Psicólogo Miguel Araujo aborda la prevención del suicidio en su programa “Psicología para Todos”

En el marco de septiembre, mes dedicado a la concienciación sobre la prevención del suicidio, el psicólogo Miguel Araujo desarrolló en su espacio radial “Psicología para Todos” una profunda reflexión sobre la importancia de hablar con claridad y responsabilidad acerca de la depresión y las conductas suicidas, una realidad que afecta a personas de todas las edades y condiciones.
Araujo recordó que, según datos del Ministerio de Salud Pública y Bienestar Social, en Paraguay se registran en promedio dos casos de suicidio por día, cifras alarmantes que revelan la urgencia de un enfoque preventivo. “No podemos esperar a que ocurran las tragedias para recién actuar. La prevención salva vidas”, subrayó.
---
• **TAREA 1**
Copia al pie de la letra el tramo del texto sobre prevención del suicidio que va desde "Psicólogo Miguel Araujo aborda" hasta "edades y condiciones.".
• **TAREA 2**
Según el texto sobre prevención del suicidio, ¿por qué hace falta con urgencia un enfoque preventivo en Paraguay?
• **TAREA 3**
En el texto sobre prevención del suicidio, ¿qué mes está dedicado a la concienciación sobre la prevención del suicidio?

Entradas de un conjunto de datos
---
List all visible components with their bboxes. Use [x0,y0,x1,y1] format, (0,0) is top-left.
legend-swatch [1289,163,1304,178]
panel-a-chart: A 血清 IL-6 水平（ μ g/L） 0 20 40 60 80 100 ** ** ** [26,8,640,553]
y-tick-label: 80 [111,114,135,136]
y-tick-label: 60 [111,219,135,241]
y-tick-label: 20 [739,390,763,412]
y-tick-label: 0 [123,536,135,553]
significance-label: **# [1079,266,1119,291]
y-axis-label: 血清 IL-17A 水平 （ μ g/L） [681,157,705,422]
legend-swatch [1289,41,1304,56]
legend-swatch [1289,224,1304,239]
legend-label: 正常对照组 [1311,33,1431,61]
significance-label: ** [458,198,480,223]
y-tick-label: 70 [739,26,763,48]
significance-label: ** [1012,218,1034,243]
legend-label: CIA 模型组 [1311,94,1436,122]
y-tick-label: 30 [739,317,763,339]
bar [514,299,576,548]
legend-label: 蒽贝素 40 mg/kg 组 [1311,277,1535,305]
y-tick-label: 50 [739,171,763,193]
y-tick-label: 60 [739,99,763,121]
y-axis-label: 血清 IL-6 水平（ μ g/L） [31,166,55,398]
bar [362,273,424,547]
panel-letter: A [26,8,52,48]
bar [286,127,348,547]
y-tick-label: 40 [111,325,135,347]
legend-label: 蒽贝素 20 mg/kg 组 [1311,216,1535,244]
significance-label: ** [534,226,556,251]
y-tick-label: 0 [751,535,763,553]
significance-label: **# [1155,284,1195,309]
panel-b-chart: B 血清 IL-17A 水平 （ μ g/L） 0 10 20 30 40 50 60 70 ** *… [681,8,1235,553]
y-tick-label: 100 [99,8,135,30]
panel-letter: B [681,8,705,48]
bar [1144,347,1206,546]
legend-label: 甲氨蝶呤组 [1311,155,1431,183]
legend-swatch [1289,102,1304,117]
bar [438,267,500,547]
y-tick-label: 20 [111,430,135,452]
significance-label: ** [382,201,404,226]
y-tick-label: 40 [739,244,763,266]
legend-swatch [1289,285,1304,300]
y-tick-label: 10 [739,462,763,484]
---
• **RESPUESTA 1**
Psicólogo Miguel Araujo aborda la prevención del suicidio en su programa “Psicología para Todos”

En el marco de septiembre, mes dedicado a la concienciación sobre la prevención del suicidio, el psicólogo Miguel Araujo desarrolló en su espacio radial “Psicología para Todos” una profunda reflexión sobre la importancia de hablar con claridad y responsabilidad acerca de la depresión y las conductas suicidas, una realidad que afecta a personas de todas las edades y condiciones.

• **RESPUESTA 2**
Según datos del Ministerio de Salud Pública y Bienestar Social, en Paraguay se registran en promedio dos casos de suicidio por día. Son cifras alarmantes que revelan la urgencia de un enfoque preventivo.

• **RESPUESTA 3**
Septiembre.